Request: Give a verbatim copy of the lines below, minus the pictures.

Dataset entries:
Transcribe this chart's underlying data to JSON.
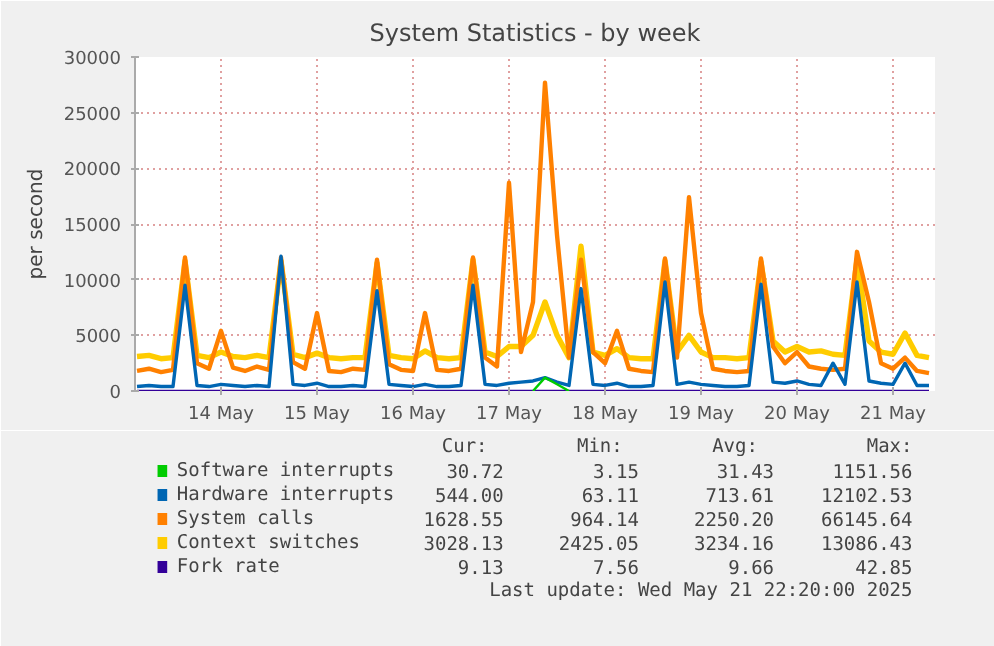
{
  "chart_data": {
    "type": "line",
    "title": "System Statistics - by week",
    "ylabel": "per second",
    "x": [
      "2025-05-13T15:00",
      "2025-05-13T18:00",
      "2025-05-13T21:00",
      "2025-05-14T00:00",
      "2025-05-14T03:00",
      "2025-05-14T06:00",
      "2025-05-14T09:00",
      "2025-05-14T12:00",
      "2025-05-14T15:00",
      "2025-05-14T18:00",
      "2025-05-14T21:00",
      "2025-05-15T00:00",
      "2025-05-15T03:00",
      "2025-05-15T06:00",
      "2025-05-15T09:00",
      "2025-05-15T12:00",
      "2025-05-15T15:00",
      "2025-05-15T18:00",
      "2025-05-15T21:00",
      "2025-05-16T00:00",
      "2025-05-16T03:00",
      "2025-05-16T06:00",
      "2025-05-16T09:00",
      "2025-05-16T12:00",
      "2025-05-16T15:00",
      "2025-05-16T18:00",
      "2025-05-16T21:00",
      "2025-05-17T00:00",
      "2025-05-17T03:00",
      "2025-05-17T06:00",
      "2025-05-17T09:00",
      "2025-05-17T12:00",
      "2025-05-17T15:00",
      "2025-05-17T18:00",
      "2025-05-17T21:00",
      "2025-05-18T00:00",
      "2025-05-18T03:00",
      "2025-05-18T06:00",
      "2025-05-18T09:00",
      "2025-05-18T12:00",
      "2025-05-18T15:00",
      "2025-05-18T18:00",
      "2025-05-18T21:00",
      "2025-05-19T00:00",
      "2025-05-19T03:00",
      "2025-05-19T06:00",
      "2025-05-19T09:00",
      "2025-05-19T12:00",
      "2025-05-19T15:00",
      "2025-05-19T18:00",
      "2025-05-19T21:00",
      "2025-05-20T00:00",
      "2025-05-20T03:00",
      "2025-05-20T06:00",
      "2025-05-20T09:00",
      "2025-05-20T12:00",
      "2025-05-20T15:00",
      "2025-05-20T18:00",
      "2025-05-20T21:00",
      "2025-05-21T00:00",
      "2025-05-21T03:00",
      "2025-05-21T06:00",
      "2025-05-21T09:00",
      "2025-05-21T12:00",
      "2025-05-21T15:00",
      "2025-05-21T18:00",
      "2025-05-21T21:00"
    ],
    "series": [
      {
        "name": "Software interrupts",
        "color": "#00cc00",
        "values": [
          null,
          null,
          null,
          null,
          null,
          null,
          null,
          null,
          null,
          null,
          null,
          null,
          null,
          null,
          null,
          null,
          null,
          null,
          null,
          null,
          null,
          null,
          null,
          null,
          null,
          null,
          null,
          null,
          null,
          null,
          null,
          null,
          null,
          0,
          1200,
          600,
          0,
          null,
          null,
          null,
          null,
          null,
          null,
          null,
          null,
          null,
          null,
          null,
          null,
          null,
          null,
          null,
          null,
          null,
          null,
          null,
          null,
          null,
          null,
          null,
          null,
          null,
          null,
          null,
          null,
          null,
          null
        ]
      },
      {
        "name": "Hardware interrupts",
        "color": "#0066b3",
        "values": [
          400,
          500,
          400,
          400,
          9500,
          500,
          400,
          600,
          500,
          400,
          500,
          400,
          12100,
          600,
          500,
          700,
          400,
          400,
          500,
          400,
          9000,
          600,
          500,
          400,
          600,
          400,
          400,
          500,
          9500,
          600,
          500,
          700,
          800,
          900,
          1200,
          800,
          500,
          9200,
          600,
          500,
          700,
          400,
          400,
          500,
          9800,
          600,
          800,
          600,
          500,
          400,
          400,
          500,
          9600,
          800,
          700,
          900,
          600,
          500,
          2500,
          600,
          9800,
          900,
          700,
          600,
          2500,
          500,
          500
        ]
      },
      {
        "name": "System calls",
        "color": "#ff8000",
        "values": [
          1800,
          2000,
          1700,
          1900,
          12000,
          2500,
          2000,
          5400,
          2100,
          1800,
          2200,
          1900,
          12000,
          2600,
          2000,
          7000,
          1800,
          1700,
          2000,
          1900,
          11800,
          2400,
          1900,
          1800,
          7000,
          1900,
          1800,
          2000,
          12000,
          3000,
          2200,
          18700,
          3500,
          8000,
          27700,
          14000,
          3000,
          11800,
          3500,
          2500,
          5400,
          2000,
          1800,
          1700,
          11900,
          3000,
          17400,
          7000,
          2000,
          1800,
          1700,
          1800,
          11900,
          4000,
          2500,
          3500,
          2200,
          2000,
          1900,
          2000,
          12500,
          8000,
          2500,
          2000,
          3000,
          1800,
          1600
        ]
      },
      {
        "name": "Context switches",
        "color": "#ffcc00",
        "values": [
          3100,
          3200,
          2900,
          3000,
          11700,
          3200,
          3000,
          3500,
          3100,
          3000,
          3200,
          3000,
          11700,
          3300,
          3000,
          3400,
          3000,
          2900,
          3000,
          3000,
          11500,
          3200,
          3000,
          2900,
          3600,
          3000,
          2900,
          3000,
          11800,
          3500,
          3100,
          4000,
          4000,
          5000,
          8000,
          5000,
          3000,
          13000,
          3500,
          3200,
          3800,
          3000,
          2900,
          2900,
          11700,
          3500,
          5000,
          3500,
          3000,
          3000,
          2900,
          3000,
          11600,
          4500,
          3500,
          4000,
          3500,
          3600,
          3300,
          3200,
          11800,
          4500,
          3500,
          3300,
          5200,
          3200,
          3000
        ]
      },
      {
        "name": "Fork rate",
        "color": "#330099",
        "values": [
          0,
          0,
          0,
          0,
          0,
          0,
          0,
          0,
          0,
          0,
          0,
          0,
          0,
          0,
          0,
          0,
          0,
          0,
          0,
          0,
          0,
          0,
          0,
          0,
          0,
          0,
          0,
          0,
          0,
          0,
          0,
          0,
          0,
          0,
          0,
          0,
          0,
          0,
          0,
          0,
          0,
          0,
          0,
          0,
          0,
          0,
          0,
          0,
          0,
          0,
          0,
          0,
          0,
          0,
          0,
          0,
          0,
          0,
          0,
          0,
          0,
          0,
          0,
          0,
          0,
          0,
          0
        ]
      }
    ],
    "xlim": [
      "2025-05-13T14:30",
      "2025-05-21T22:30"
    ],
    "xticks": [
      {
        "value": "2025-05-14T12:00",
        "label": "14 May"
      },
      {
        "value": "2025-05-15T12:00",
        "label": "15 May"
      },
      {
        "value": "2025-05-16T12:00",
        "label": "16 May"
      },
      {
        "value": "2025-05-17T12:00",
        "label": "17 May"
      },
      {
        "value": "2025-05-18T12:00",
        "label": "18 May"
      },
      {
        "value": "2025-05-19T12:00",
        "label": "19 May"
      },
      {
        "value": "2025-05-20T12:00",
        "label": "20 May"
      },
      {
        "value": "2025-05-21T12:00",
        "label": "21 May"
      }
    ],
    "ylim": [
      0,
      30000
    ],
    "yticks": [
      0,
      5000,
      10000,
      15000,
      20000,
      25000,
      30000
    ],
    "grid": true,
    "legend": "bottom",
    "marker": "none",
    "line_style": "solid",
    "annotations": [
      "Cur:",
      "Min:",
      "Avg:",
      "Max:",
      "30.72",
      "3.15",
      "31.43",
      "1151.56",
      "544.00",
      "63.11",
      "713.61",
      "12102.53",
      "1628.55",
      "964.14",
      "2250.20",
      "66145.64",
      "3028.13",
      "2425.05",
      "3234.16",
      "13086.43",
      "9.13",
      "7.56",
      "9.66",
      "42.85",
      "Last update: Wed May 21 22:20:00 2025"
    ]
  }
}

Task answer:
Transcribe this chart's underlying data to JSON.
{
  "chart_data": {
    "type": "line",
    "title": "System Statistics - by week",
    "ylabel": "per second",
    "x": [
      "2025-05-13T15:00",
      "2025-05-13T18:00",
      "2025-05-13T21:00",
      "2025-05-14T00:00",
      "2025-05-14T03:00",
      "2025-05-14T06:00",
      "2025-05-14T09:00",
      "2025-05-14T12:00",
      "2025-05-14T15:00",
      "2025-05-14T18:00",
      "2025-05-14T21:00",
      "2025-05-15T00:00",
      "2025-05-15T03:00",
      "2025-05-15T06:00",
      "2025-05-15T09:00",
      "2025-05-15T12:00",
      "2025-05-15T15:00",
      "2025-05-15T18:00",
      "2025-05-15T21:00",
      "2025-05-16T00:00",
      "2025-05-16T03:00",
      "2025-05-16T06:00",
      "2025-05-16T09:00",
      "2025-05-16T12:00",
      "2025-05-16T15:00",
      "2025-05-16T18:00",
      "2025-05-16T21:00",
      "2025-05-17T00:00",
      "2025-05-17T03:00",
      "2025-05-17T06:00",
      "2025-05-17T09:00",
      "2025-05-17T12:00",
      "2025-05-17T15:00",
      "2025-05-17T18:00",
      "2025-05-17T21:00",
      "2025-05-18T00:00",
      "2025-05-18T03:00",
      "2025-05-18T06:00",
      "2025-05-18T09:00",
      "2025-05-18T12:00",
      "2025-05-18T15:00",
      "2025-05-18T18:00",
      "2025-05-18T21:00",
      "2025-05-19T00:00",
      "2025-05-19T03:00",
      "2025-05-19T06:00",
      "2025-05-19T09:00",
      "2025-05-19T12:00",
      "2025-05-19T15:00",
      "2025-05-19T18:00",
      "2025-05-19T21:00",
      "2025-05-20T00:00",
      "2025-05-20T03:00",
      "2025-05-20T06:00",
      "2025-05-20T09:00",
      "2025-05-20T12:00",
      "2025-05-20T15:00",
      "2025-05-20T18:00",
      "2025-05-20T21:00",
      "2025-05-21T00:00",
      "2025-05-21T03:00",
      "2025-05-21T06:00",
      "2025-05-21T09:00",
      "2025-05-21T12:00",
      "2025-05-21T15:00",
      "2025-05-21T18:00",
      "2025-05-21T21:00"
    ],
    "series": [
      {
        "name": "Software interrupts",
        "color": "#00cc00",
        "values": [
          null,
          null,
          null,
          null,
          null,
          null,
          null,
          null,
          null,
          null,
          null,
          null,
          null,
          null,
          null,
          null,
          null,
          null,
          null,
          null,
          null,
          null,
          null,
          null,
          null,
          null,
          null,
          null,
          null,
          null,
          null,
          null,
          null,
          0,
          1200,
          600,
          0,
          null,
          null,
          null,
          null,
          null,
          null,
          null,
          null,
          null,
          null,
          null,
          null,
          null,
          null,
          null,
          null,
          null,
          null,
          null,
          null,
          null,
          null,
          null,
          null,
          null,
          null,
          null,
          null,
          null,
          null
        ]
      },
      {
        "name": "Hardware interrupts",
        "color": "#0066b3",
        "values": [
          400,
          500,
          400,
          400,
          9500,
          500,
          400,
          600,
          500,
          400,
          500,
          400,
          12100,
          600,
          500,
          700,
          400,
          400,
          500,
          400,
          9000,
          600,
          500,
          400,
          600,
          400,
          400,
          500,
          9500,
          600,
          500,
          700,
          800,
          900,
          1200,
          800,
          500,
          9200,
          600,
          500,
          700,
          400,
          400,
          500,
          9800,
          600,
          800,
          600,
          500,
          400,
          400,
          500,
          9600,
          800,
          700,
          900,
          600,
          500,
          2500,
          600,
          9800,
          900,
          700,
          600,
          2500,
          500,
          500
        ]
      },
      {
        "name": "System calls",
        "color": "#ff8000",
        "values": [
          1800,
          2000,
          1700,
          1900,
          12000,
          2500,
          2000,
          5400,
          2100,
          1800,
          2200,
          1900,
          12000,
          2600,
          2000,
          7000,
          1800,
          1700,
          2000,
          1900,
          11800,
          2400,
          1900,
          1800,
          7000,
          1900,
          1800,
          2000,
          12000,
          3000,
          2200,
          18700,
          3500,
          8000,
          27700,
          14000,
          3000,
          11800,
          3500,
          2500,
          5400,
          2000,
          1800,
          1700,
          11900,
          3000,
          17400,
          7000,
          2000,
          1800,
          1700,
          1800,
          11900,
          4000,
          2500,
          3500,
          2200,
          2000,
          1900,
          2000,
          12500,
          8000,
          2500,
          2000,
          3000,
          1800,
          1600
        ]
      },
      {
        "name": "Context switches",
        "color": "#ffcc00",
        "values": [
          3100,
          3200,
          2900,
          3000,
          11700,
          3200,
          3000,
          3500,
          3100,
          3000,
          3200,
          3000,
          11700,
          3300,
          3000,
          3400,
          3000,
          2900,
          3000,
          3000,
          11500,
          3200,
          3000,
          2900,
          3600,
          3000,
          2900,
          3000,
          11800,
          3500,
          3100,
          4000,
          4000,
          5000,
          8000,
          5000,
          3000,
          13000,
          3500,
          3200,
          3800,
          3000,
          2900,
          2900,
          11700,
          3500,
          5000,
          3500,
          3000,
          3000,
          2900,
          3000,
          11600,
          4500,
          3500,
          4000,
          3500,
          3600,
          3300,
          3200,
          11800,
          4500,
          3500,
          3300,
          5200,
          3200,
          3000
        ]
      },
      {
        "name": "Fork rate",
        "color": "#330099",
        "values": [
          0,
          0,
          0,
          0,
          0,
          0,
          0,
          0,
          0,
          0,
          0,
          0,
          0,
          0,
          0,
          0,
          0,
          0,
          0,
          0,
          0,
          0,
          0,
          0,
          0,
          0,
          0,
          0,
          0,
          0,
          0,
          0,
          0,
          0,
          0,
          0,
          0,
          0,
          0,
          0,
          0,
          0,
          0,
          0,
          0,
          0,
          0,
          0,
          0,
          0,
          0,
          0,
          0,
          0,
          0,
          0,
          0,
          0,
          0,
          0,
          0,
          0,
          0,
          0,
          0,
          0,
          0
        ]
      }
    ],
    "xlim": [
      "2025-05-13T14:30",
      "2025-05-21T22:30"
    ],
    "xticks": [
      {
        "value": "2025-05-14T12:00",
        "label": "14 May"
      },
      {
        "value": "2025-05-15T12:00",
        "label": "15 May"
      },
      {
        "value": "2025-05-16T12:00",
        "label": "16 May"
      },
      {
        "value": "2025-05-17T12:00",
        "label": "17 May"
      },
      {
        "value": "2025-05-18T12:00",
        "label": "18 May"
      },
      {
        "value": "2025-05-19T12:00",
        "label": "19 May"
      },
      {
        "value": "2025-05-20T12:00",
        "label": "20 May"
      },
      {
        "value": "2025-05-21T12:00",
        "label": "21 May"
      }
    ],
    "ylim": [
      0,
      30000
    ],
    "yticks": [
      0,
      5000,
      10000,
      15000,
      20000,
      25000,
      30000
    ],
    "grid": true,
    "legend": "bottom",
    "marker": "none",
    "line_style": "solid",
    "annotations": [
      "Cur:",
      "Min:",
      "Avg:",
      "Max:",
      "30.72",
      "3.15",
      "31.43",
      "1151.56",
      "544.00",
      "63.11",
      "713.61",
      "12102.53",
      "1628.55",
      "964.14",
      "2250.20",
      "66145.64",
      "3028.13",
      "2425.05",
      "3234.16",
      "13086.43",
      "9.13",
      "7.56",
      "9.66",
      "42.85",
      "Last update: Wed May 21 22:20:00 2025"
    ]
  }
}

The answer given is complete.